(Data tied to figure images)
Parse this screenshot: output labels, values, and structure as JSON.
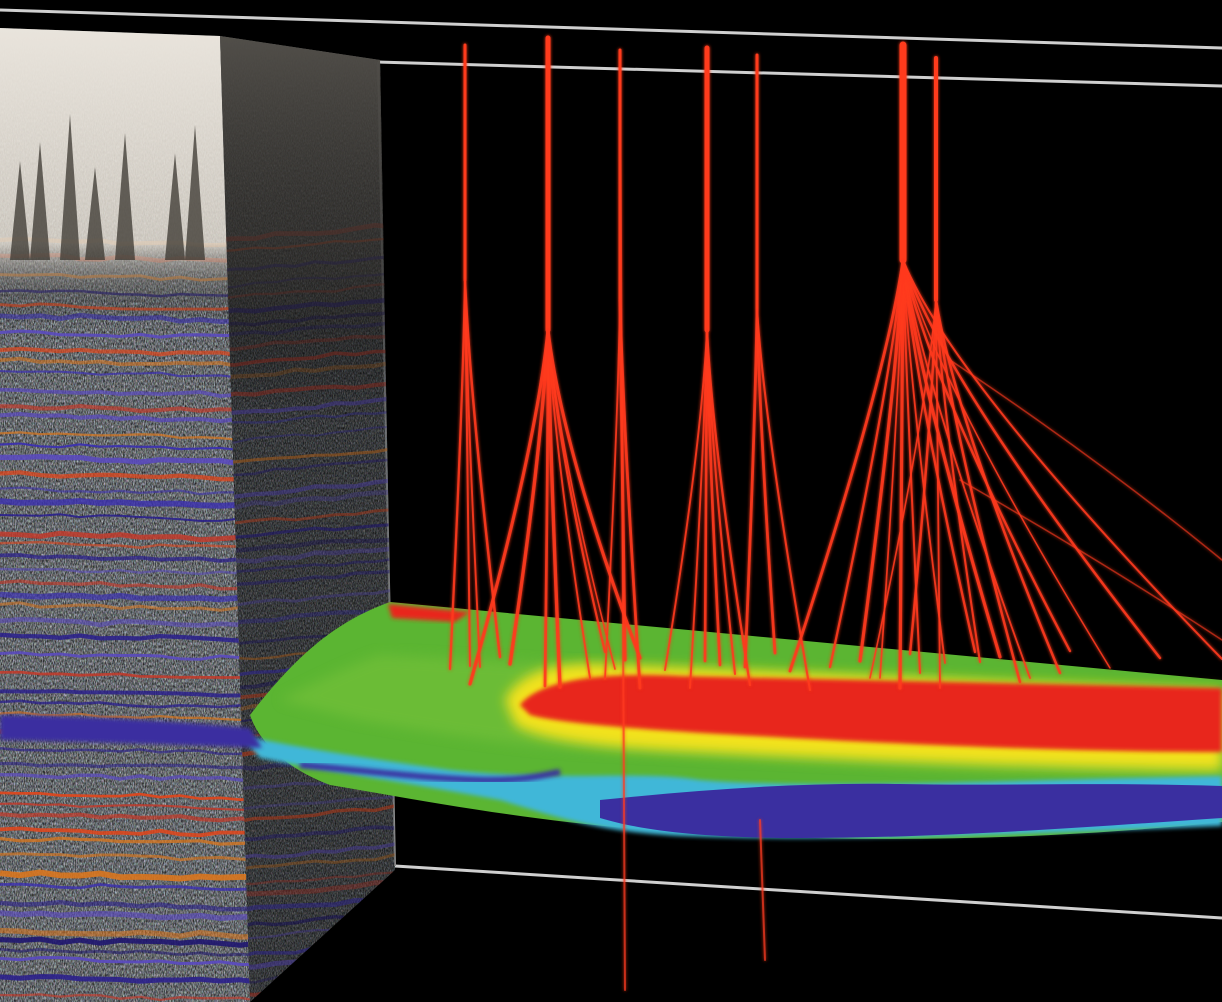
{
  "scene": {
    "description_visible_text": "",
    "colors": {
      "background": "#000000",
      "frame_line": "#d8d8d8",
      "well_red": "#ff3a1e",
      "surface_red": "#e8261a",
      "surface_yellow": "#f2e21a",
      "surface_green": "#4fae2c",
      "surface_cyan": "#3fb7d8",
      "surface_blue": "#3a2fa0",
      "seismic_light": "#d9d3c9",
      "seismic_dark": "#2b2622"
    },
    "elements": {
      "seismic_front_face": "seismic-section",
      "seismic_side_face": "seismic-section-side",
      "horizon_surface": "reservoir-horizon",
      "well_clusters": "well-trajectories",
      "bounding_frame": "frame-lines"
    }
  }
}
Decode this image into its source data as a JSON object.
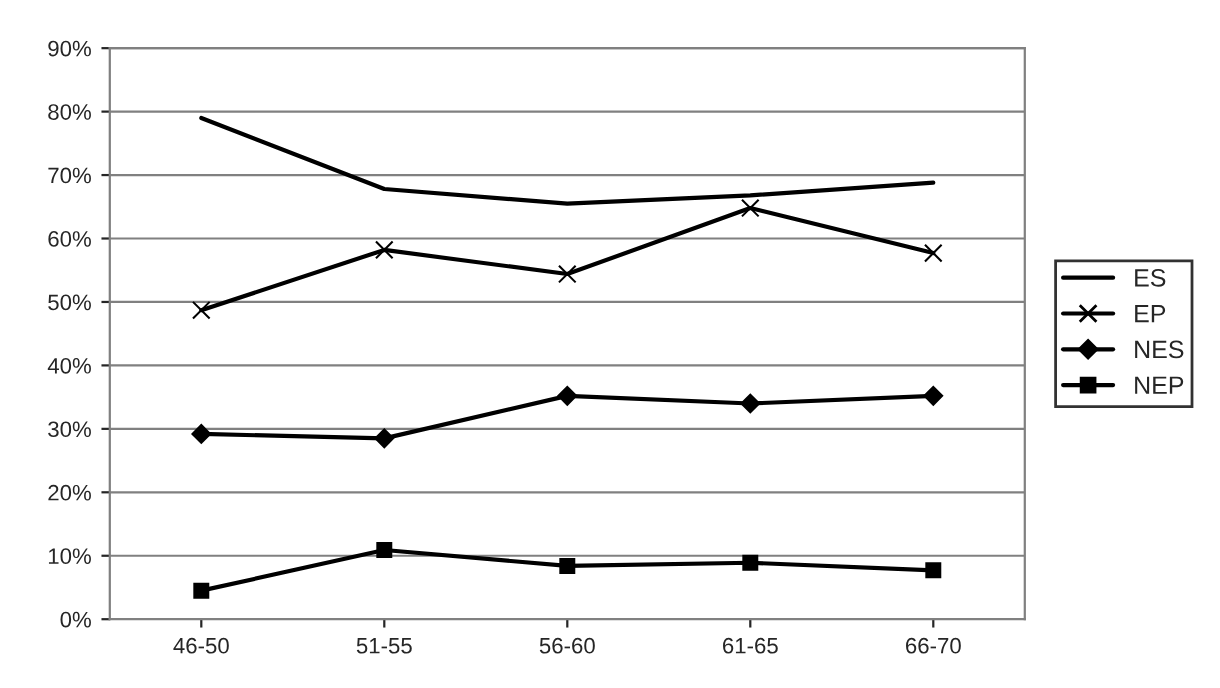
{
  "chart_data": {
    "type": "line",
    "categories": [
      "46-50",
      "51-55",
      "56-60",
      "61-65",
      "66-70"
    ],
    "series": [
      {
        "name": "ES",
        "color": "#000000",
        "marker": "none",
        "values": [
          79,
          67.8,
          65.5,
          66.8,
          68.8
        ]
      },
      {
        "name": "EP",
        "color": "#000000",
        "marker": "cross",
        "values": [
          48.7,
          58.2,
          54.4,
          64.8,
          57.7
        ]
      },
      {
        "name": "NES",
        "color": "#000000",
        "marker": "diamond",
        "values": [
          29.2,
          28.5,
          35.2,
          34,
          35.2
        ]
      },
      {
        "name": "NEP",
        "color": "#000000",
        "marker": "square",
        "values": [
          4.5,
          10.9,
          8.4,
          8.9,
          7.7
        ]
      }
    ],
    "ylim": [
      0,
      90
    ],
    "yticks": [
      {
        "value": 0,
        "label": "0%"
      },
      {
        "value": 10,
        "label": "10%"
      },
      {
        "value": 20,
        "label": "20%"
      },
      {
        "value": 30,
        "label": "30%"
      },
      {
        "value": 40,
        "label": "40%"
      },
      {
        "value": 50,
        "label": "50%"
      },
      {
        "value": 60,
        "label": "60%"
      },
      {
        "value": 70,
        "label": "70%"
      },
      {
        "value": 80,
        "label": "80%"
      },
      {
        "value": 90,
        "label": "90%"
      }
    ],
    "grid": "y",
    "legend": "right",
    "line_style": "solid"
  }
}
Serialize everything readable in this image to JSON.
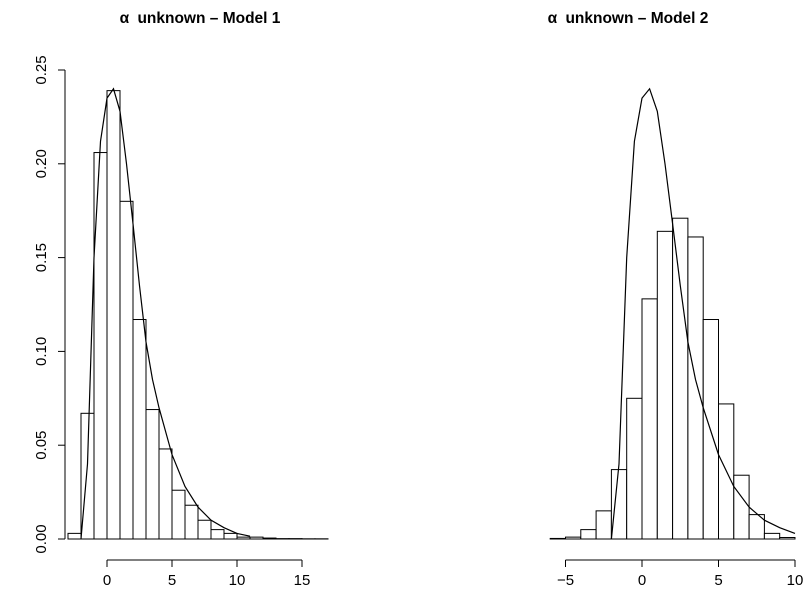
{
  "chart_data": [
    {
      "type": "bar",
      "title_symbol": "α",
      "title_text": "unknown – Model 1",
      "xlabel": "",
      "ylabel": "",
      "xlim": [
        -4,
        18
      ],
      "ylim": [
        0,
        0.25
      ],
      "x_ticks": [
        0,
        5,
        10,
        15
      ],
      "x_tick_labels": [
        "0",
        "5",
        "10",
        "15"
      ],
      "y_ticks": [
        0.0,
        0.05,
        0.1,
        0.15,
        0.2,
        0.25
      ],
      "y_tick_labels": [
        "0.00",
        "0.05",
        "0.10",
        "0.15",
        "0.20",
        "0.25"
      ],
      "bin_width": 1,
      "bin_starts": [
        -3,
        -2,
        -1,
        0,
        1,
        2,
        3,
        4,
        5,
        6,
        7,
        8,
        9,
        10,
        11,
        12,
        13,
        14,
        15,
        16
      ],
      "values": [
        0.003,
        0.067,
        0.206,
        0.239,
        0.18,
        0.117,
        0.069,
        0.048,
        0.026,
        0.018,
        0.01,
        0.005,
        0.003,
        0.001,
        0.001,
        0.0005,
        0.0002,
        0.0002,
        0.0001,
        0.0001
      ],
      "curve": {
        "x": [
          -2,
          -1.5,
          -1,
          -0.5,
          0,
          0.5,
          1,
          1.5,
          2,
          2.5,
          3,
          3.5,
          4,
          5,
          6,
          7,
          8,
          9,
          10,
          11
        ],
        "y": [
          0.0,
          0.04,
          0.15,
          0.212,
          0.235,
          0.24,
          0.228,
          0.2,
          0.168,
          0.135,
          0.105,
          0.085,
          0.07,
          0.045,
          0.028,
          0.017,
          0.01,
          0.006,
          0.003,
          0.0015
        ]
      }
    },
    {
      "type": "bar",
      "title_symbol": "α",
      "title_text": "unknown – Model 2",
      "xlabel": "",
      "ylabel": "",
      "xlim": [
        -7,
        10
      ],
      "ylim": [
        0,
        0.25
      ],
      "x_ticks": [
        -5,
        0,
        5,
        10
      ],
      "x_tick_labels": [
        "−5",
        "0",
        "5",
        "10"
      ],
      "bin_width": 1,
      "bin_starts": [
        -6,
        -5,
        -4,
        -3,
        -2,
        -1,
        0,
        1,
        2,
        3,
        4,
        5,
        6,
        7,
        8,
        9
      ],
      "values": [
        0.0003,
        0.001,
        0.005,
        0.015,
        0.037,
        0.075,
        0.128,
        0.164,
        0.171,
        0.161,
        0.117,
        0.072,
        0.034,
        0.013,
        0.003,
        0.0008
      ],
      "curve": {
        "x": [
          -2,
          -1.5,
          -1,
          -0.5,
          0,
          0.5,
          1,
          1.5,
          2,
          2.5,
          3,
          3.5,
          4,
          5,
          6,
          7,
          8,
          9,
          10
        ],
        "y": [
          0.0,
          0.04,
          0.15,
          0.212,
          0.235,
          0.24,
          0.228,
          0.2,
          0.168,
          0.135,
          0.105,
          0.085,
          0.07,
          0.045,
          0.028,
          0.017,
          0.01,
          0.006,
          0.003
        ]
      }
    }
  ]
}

TASK GOAL -
Of the lines in the entries, how many include the word "unknown"? State only the number.

COMPLETED TASK -
2